_Material supplied_
+---+

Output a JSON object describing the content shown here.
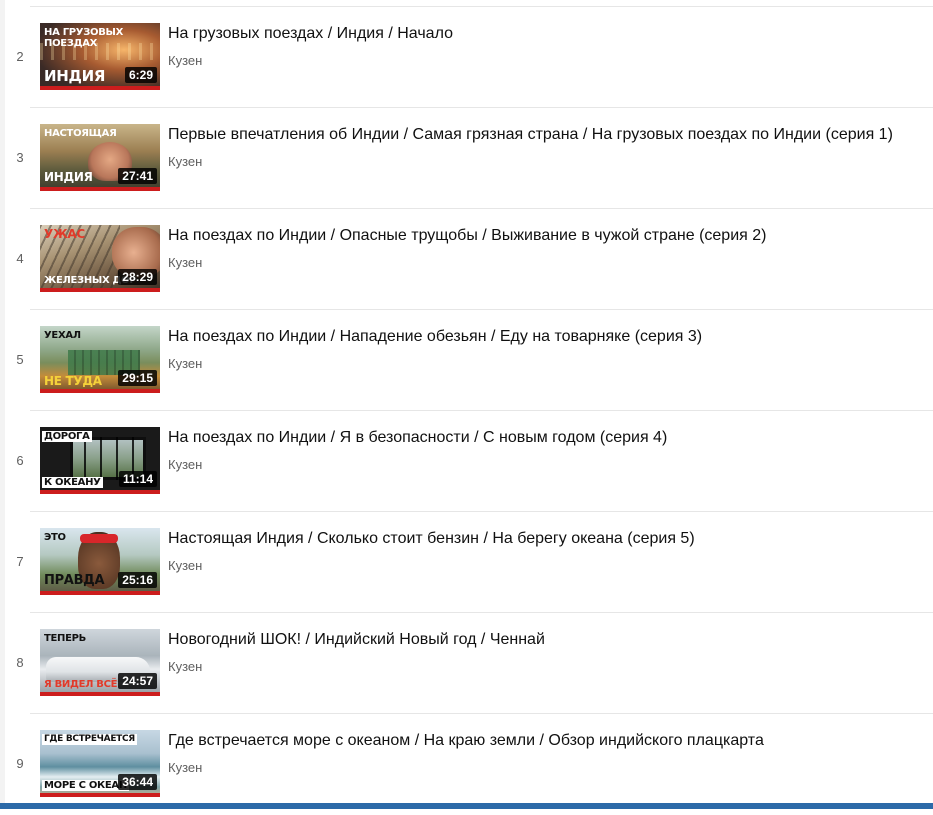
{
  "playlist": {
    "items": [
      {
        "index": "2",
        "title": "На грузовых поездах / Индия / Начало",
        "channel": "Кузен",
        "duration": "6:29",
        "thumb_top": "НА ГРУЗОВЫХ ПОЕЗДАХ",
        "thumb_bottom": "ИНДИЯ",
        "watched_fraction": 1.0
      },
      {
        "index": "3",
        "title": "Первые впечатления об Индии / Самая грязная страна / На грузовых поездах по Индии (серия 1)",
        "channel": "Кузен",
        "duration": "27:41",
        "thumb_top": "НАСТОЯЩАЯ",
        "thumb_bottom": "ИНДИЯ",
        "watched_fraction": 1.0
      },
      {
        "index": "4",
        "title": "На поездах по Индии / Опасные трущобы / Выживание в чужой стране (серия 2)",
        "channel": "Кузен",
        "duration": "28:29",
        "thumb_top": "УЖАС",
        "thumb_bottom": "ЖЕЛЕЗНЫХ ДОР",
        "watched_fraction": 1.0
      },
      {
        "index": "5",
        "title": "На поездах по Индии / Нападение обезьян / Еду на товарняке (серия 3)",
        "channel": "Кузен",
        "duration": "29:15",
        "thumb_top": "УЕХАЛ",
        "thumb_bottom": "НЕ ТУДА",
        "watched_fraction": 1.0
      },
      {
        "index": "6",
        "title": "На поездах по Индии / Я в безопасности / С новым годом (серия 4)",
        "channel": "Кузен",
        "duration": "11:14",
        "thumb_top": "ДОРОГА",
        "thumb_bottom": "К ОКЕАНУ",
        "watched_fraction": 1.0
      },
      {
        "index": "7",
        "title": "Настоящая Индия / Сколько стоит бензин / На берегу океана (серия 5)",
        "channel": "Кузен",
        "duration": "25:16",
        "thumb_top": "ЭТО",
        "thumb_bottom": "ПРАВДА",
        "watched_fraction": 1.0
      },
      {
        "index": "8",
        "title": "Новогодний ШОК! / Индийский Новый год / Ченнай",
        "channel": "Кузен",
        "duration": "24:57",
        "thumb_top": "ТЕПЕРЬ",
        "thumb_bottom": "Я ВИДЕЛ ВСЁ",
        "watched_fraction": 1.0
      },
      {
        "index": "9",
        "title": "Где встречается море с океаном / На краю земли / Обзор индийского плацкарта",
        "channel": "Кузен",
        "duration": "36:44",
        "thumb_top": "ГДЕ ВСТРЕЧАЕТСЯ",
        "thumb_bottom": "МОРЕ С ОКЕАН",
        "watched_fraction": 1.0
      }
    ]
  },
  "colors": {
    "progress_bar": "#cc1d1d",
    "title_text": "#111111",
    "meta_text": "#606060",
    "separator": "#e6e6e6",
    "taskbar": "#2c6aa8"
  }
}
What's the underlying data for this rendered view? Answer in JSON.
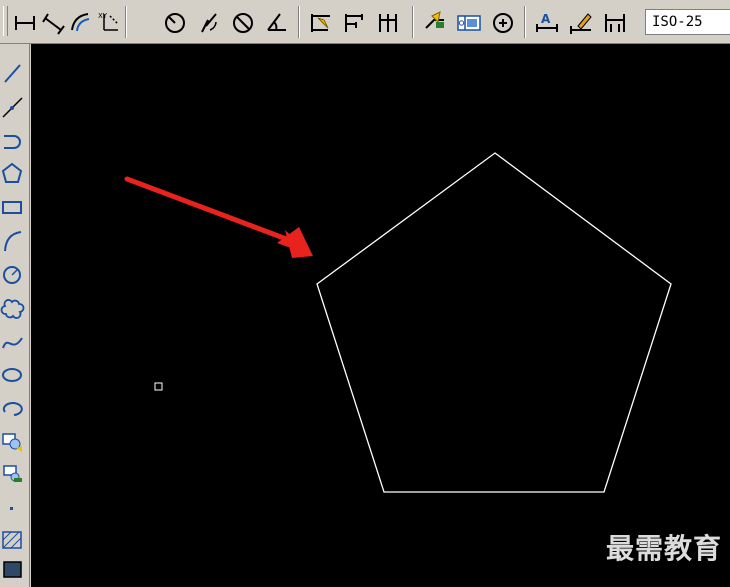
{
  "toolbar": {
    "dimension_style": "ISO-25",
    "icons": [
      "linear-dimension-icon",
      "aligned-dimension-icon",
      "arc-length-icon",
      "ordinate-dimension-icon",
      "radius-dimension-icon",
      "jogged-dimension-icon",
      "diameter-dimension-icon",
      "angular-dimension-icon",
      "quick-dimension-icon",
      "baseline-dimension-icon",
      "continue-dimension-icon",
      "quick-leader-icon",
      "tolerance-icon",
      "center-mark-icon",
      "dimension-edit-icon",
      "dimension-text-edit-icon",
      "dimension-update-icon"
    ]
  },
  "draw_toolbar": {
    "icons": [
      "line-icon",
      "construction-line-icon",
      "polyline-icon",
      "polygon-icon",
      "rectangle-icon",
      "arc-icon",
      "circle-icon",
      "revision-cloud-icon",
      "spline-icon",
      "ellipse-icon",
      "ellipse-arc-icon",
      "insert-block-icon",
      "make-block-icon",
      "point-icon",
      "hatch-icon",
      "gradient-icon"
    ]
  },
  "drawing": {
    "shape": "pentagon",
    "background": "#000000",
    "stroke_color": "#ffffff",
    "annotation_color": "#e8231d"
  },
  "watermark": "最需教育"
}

+---+

_Aim_
Identify every line where the string "duration" appears.

_Exercise response_
        "duration": "6:29",
        "duration": "27:41",
        "duration": "28:29",
        "duration": "29:15",
        "duration": "11:14",
        "duration": "25:16",
        "duration": "24:57",
        "duration": "36:44",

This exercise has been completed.